■ **Task**: Print the records below verbatim, one line at a time, changing nothing.

■ **Rows**:
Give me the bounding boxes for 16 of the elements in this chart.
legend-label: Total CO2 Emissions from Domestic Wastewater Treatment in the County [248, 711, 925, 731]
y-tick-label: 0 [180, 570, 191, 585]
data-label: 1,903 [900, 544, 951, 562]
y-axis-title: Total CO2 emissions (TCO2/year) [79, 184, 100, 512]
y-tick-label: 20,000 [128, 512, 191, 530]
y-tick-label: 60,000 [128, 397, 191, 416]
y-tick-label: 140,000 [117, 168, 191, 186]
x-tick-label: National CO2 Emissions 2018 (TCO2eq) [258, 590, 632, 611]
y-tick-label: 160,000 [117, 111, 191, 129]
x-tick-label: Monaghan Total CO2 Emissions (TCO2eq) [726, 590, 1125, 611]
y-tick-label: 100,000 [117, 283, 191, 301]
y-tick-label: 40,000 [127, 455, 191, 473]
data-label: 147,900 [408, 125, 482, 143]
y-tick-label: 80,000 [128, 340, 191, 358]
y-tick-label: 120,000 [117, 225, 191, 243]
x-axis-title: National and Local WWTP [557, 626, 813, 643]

■ **Correct output**:
Give me the bounding boxes for 16 of the elements in this chart.
legend-label: Total CO2 Emissions from Domestic Wastewater Treatment in the County [248, 711, 925, 731]
y-tick-label: 0 [180, 570, 191, 585]
data-label: 1,903 [900, 544, 951, 562]
y-axis-title: Total CO2 emissions (TCO2/year) [79, 184, 100, 512]
y-tick-label: 20,000 [128, 512, 191, 530]
y-tick-label: 60,000 [128, 397, 191, 416]
y-tick-label: 140,000 [117, 168, 191, 186]
x-tick-label: National CO2 Emissions 2018 (TCO2eq) [258, 590, 632, 611]
y-tick-label: 160,000 [117, 111, 191, 129]
x-tick-label: Monaghan Total CO2 Emissions (TCO2eq) [726, 590, 1125, 611]
y-tick-label: 100,000 [117, 283, 191, 301]
y-tick-label: 40,000 [127, 455, 191, 473]
data-label: 147,900 [408, 125, 482, 143]
y-tick-label: 80,000 [128, 340, 191, 358]
y-tick-label: 120,000 [117, 225, 191, 243]
x-axis-title: National and Local WWTP [557, 626, 813, 643]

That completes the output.